=== GIVEN PROBLEM ===
Pick out each line containing the string "style".

=== EXCERPTED DATA ===
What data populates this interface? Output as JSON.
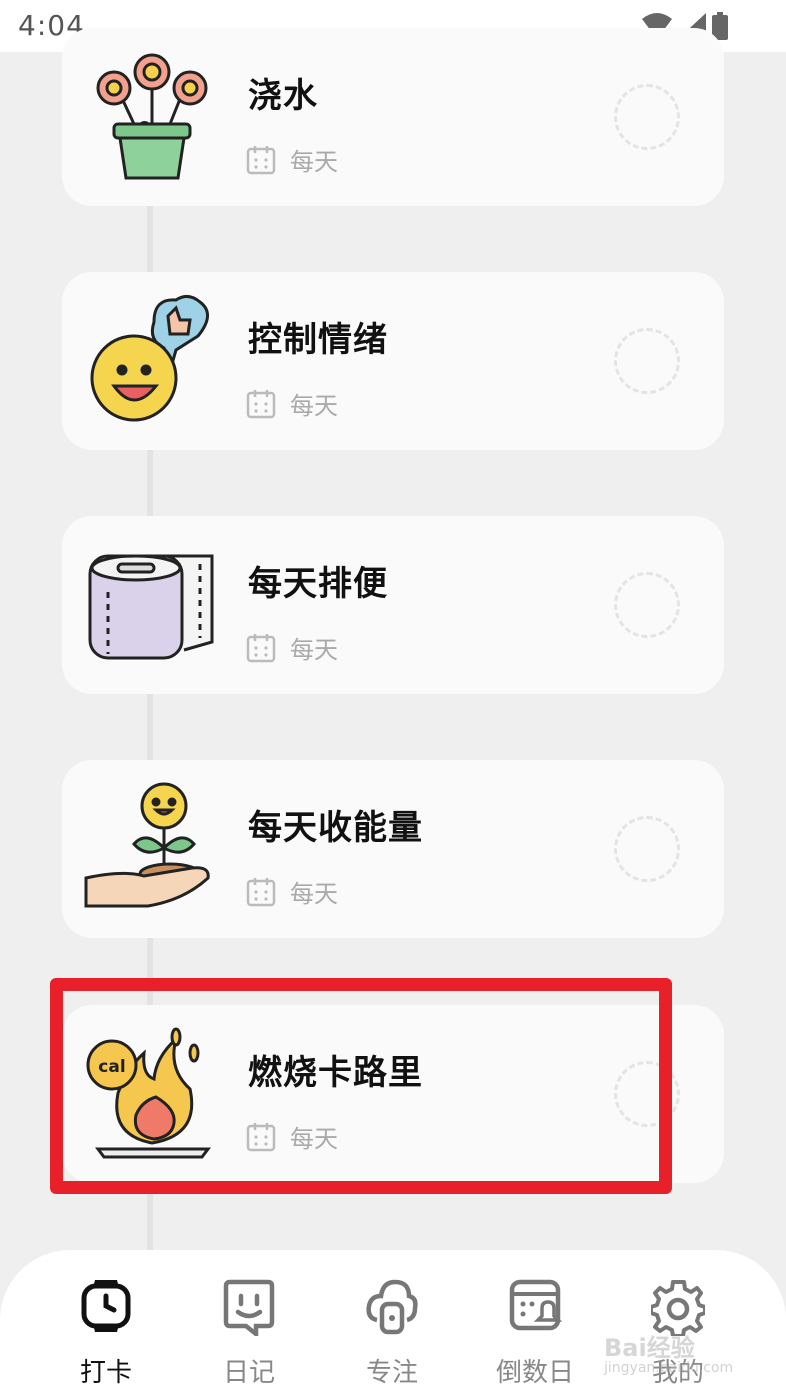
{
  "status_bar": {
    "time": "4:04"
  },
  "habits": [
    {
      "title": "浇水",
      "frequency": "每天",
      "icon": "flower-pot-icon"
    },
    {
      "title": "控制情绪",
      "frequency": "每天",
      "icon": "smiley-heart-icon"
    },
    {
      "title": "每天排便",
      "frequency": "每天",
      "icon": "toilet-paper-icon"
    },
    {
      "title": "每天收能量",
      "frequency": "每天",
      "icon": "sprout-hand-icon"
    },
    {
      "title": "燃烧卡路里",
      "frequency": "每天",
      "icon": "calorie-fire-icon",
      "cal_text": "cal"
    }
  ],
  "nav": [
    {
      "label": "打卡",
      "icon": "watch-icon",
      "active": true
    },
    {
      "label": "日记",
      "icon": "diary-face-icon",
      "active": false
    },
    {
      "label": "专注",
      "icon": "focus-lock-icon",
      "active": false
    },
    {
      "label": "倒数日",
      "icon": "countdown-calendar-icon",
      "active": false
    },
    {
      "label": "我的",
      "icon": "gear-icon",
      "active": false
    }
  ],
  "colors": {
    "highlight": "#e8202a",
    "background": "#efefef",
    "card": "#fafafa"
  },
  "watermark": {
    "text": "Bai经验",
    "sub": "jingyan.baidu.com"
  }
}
==
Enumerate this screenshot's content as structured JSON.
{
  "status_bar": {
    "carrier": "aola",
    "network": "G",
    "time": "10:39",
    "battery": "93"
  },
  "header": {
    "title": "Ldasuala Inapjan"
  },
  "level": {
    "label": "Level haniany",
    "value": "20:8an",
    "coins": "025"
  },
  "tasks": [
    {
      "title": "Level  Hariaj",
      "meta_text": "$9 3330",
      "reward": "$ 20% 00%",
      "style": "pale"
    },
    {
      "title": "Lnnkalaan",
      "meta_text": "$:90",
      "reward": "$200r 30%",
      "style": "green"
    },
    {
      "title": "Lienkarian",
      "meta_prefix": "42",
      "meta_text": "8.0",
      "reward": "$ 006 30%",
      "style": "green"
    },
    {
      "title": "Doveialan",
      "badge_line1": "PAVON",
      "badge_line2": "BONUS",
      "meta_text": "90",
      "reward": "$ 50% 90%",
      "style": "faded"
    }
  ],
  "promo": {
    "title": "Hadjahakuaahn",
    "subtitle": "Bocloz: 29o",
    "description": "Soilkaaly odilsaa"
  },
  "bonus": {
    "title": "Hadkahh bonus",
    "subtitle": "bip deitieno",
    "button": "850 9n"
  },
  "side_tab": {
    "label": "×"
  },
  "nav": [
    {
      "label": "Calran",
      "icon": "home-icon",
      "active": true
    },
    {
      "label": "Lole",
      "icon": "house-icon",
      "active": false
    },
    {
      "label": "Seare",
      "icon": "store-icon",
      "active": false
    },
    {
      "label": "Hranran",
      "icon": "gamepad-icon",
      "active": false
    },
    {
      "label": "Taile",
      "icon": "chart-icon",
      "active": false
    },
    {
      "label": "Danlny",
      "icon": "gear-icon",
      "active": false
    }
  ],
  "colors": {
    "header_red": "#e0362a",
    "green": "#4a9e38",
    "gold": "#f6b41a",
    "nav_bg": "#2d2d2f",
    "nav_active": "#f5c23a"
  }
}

=== OUTPUT FOR THIS EXERCISE ===
      "style": "pale"
      "style": "green"
      "style": "green"
      "style": "faded"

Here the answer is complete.